■ Given request
Locate the lines that hold the string "have". Copy every such line.

┌──

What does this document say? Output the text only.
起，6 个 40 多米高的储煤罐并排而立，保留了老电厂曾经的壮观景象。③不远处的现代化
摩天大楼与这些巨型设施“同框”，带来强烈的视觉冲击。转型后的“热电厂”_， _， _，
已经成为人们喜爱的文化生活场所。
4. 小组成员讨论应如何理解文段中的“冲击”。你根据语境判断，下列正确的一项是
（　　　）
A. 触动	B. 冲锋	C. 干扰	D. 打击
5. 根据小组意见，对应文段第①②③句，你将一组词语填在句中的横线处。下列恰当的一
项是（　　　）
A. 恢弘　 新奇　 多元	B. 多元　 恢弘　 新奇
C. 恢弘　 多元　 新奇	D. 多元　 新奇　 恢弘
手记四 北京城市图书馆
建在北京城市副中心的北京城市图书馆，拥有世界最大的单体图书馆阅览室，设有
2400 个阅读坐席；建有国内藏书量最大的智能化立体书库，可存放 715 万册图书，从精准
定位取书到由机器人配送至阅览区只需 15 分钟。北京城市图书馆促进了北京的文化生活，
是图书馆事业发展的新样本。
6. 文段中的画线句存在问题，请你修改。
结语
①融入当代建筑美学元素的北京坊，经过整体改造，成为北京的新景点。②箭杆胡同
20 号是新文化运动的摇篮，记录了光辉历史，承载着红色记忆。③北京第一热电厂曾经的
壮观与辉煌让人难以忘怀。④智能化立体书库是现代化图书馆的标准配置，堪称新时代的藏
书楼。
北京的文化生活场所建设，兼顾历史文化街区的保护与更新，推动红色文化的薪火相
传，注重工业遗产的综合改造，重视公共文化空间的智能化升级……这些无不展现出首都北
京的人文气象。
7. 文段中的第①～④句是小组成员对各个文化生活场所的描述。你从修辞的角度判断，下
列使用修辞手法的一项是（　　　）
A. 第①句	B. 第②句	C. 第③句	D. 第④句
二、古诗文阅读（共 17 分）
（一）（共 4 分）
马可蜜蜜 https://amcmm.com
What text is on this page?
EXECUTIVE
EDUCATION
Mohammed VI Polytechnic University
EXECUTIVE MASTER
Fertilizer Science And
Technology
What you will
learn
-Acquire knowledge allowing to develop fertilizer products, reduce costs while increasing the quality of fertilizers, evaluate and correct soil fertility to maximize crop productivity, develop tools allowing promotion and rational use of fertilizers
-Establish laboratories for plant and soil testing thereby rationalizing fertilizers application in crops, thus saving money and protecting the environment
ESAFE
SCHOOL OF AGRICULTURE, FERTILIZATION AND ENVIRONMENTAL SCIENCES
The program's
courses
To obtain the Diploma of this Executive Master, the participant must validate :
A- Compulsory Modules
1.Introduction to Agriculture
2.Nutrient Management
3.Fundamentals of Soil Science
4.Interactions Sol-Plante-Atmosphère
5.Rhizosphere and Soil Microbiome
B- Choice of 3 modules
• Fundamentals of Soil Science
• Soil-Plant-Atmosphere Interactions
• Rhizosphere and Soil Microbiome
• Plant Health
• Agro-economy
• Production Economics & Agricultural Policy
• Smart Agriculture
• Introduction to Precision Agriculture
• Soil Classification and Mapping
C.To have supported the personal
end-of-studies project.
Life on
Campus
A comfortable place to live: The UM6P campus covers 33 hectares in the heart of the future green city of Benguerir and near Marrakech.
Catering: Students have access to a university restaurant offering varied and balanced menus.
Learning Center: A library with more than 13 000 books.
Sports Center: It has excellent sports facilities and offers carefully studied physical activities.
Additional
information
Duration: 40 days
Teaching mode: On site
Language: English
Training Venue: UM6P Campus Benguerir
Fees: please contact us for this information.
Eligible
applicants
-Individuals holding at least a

└──

■ Correct result
C.To have supported the personal
Catering: Students have access to a university restaurant offering varied and balanced menus.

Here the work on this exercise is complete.